> **Text to read**:
■ ■ ■ ■
Time math relies on Excel storing times as fractions of a day — 9:00 is 0.375 — which Excel 2016, 2019, 2021, and Microsoft 365 all share with Google Sheets and LibreOffice Calc. The [h]:mm totals and the MIN/MAX overtime split carry over without edits.

Frequently asked questions

How does the timesheet calculate overtime?
It converts the week's total to decimal hours, caps Regular hours at 40 with =MIN(B15,40), and treats anything above 40 as overtime via =MAX(0,B15-40). Overtime pay then applies a 1.5× multiplier.
Why does the Hours cell show 0 or a wrong number?
Hours stays 0 until both Start and End are filled. If it looks off, check that times are real time values (like 9:00, not text). For an overnight shift where End is earlier than Start, wrap the end time with +1, as in =(E6+1)-B6, so the math crosses midnight.
How do I use the biweekly timesheet?
■ ■ ■ ■
> **Data excerpt**:
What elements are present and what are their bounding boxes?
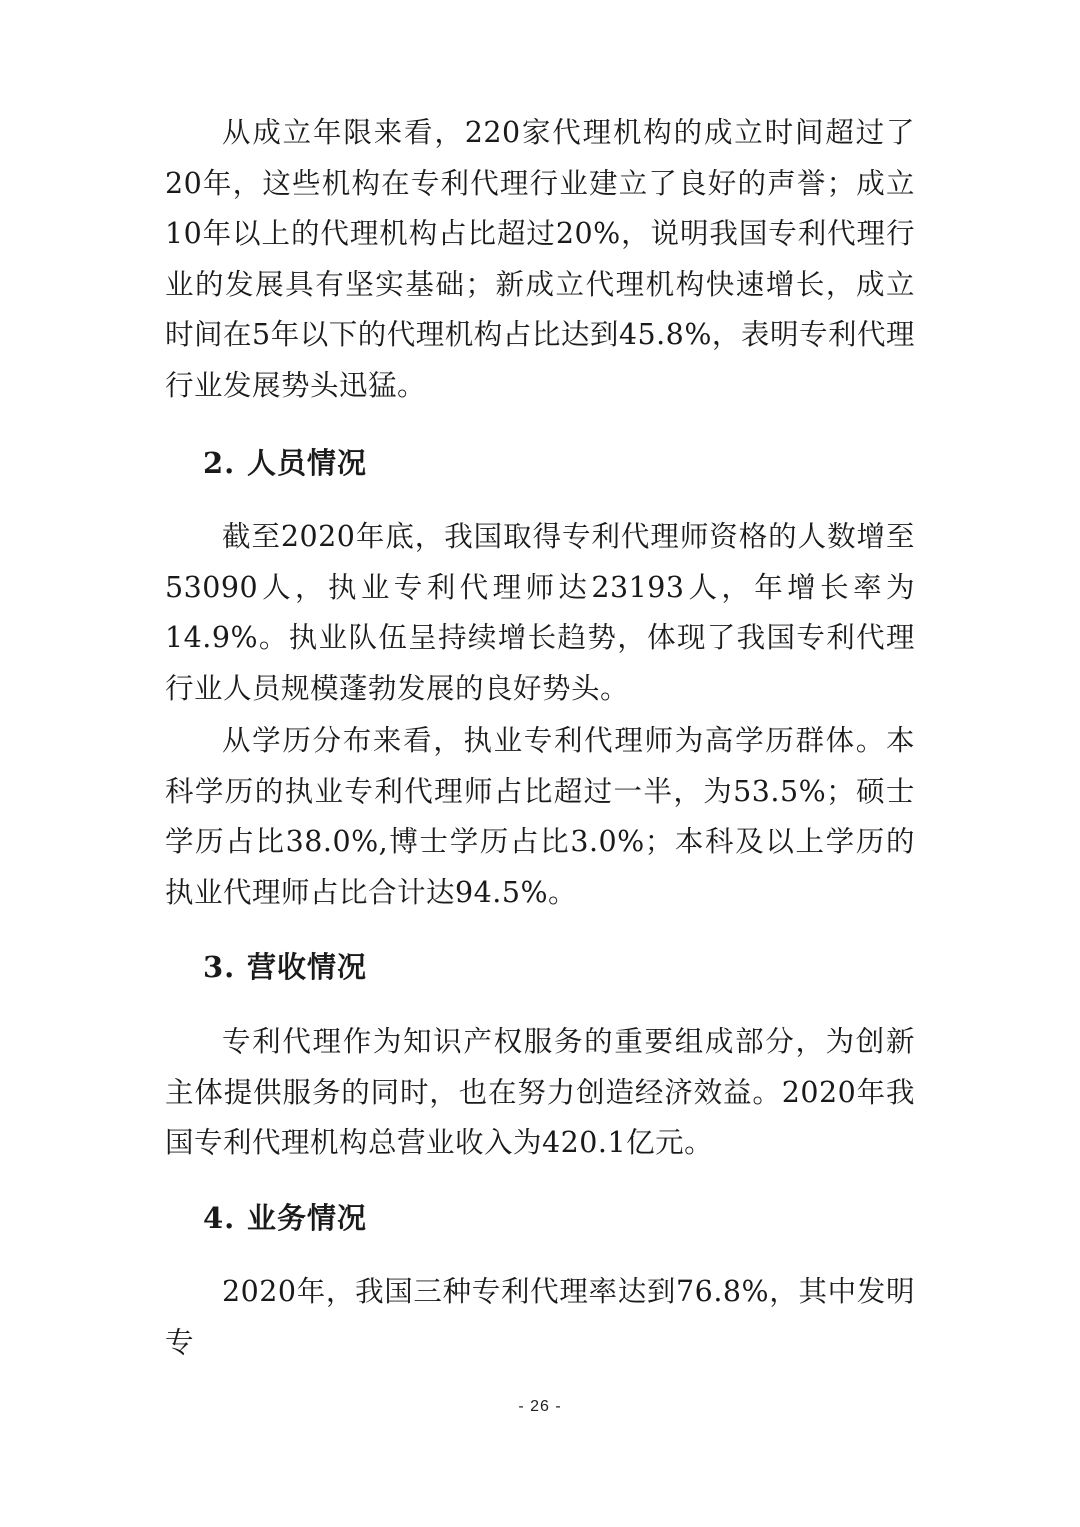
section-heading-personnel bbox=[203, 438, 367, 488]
■ ■ ■ ■
> **Goals**:
1) Determine whether each statement below agrees with the timesheet text. Answer yes or no and quote the words of the timesheet text that decide it.
(a) The timesheet applies a 1.5× multiplier to overtime pay.
(b) Excel stores 9:00 as 0.5 of a day.
(c) Hours shows a value as soon as Start is filled in.
2) According to the timesheet text, which formula caps Regular hours at 40?
3) Continue the timesheet text from where it stops.

> **Written answers**:
1)
(a) Yes: "Overtime pay then applies a 1.5× multiplier."
(b) No: "9:00 is 0.375"
(c) No: "Hours stays 0 until both Start and End are filled."

2) =MIN(B15,40)

3)
Open the Biweekly tab, enter your rate in B3, and log all fourteen days. Overtime is calculated separately for each week, then combined, so weeks over 40 hours are paid correctly even within one period.
Can I log a shift without a lunch break?
Yes. Leave both Lunch Out and Lunch In blank and the formula skips the deduction entirely, counting the full Start-to-End span as worked hours for that day.
How do I change the overtime rate or threshold?
Edit B19: replace the 1.5 multiplier for a different overtime premium. To change the 40-hour line, adjust the 40 in the =MIN and =MAX formulas in B16 and B17.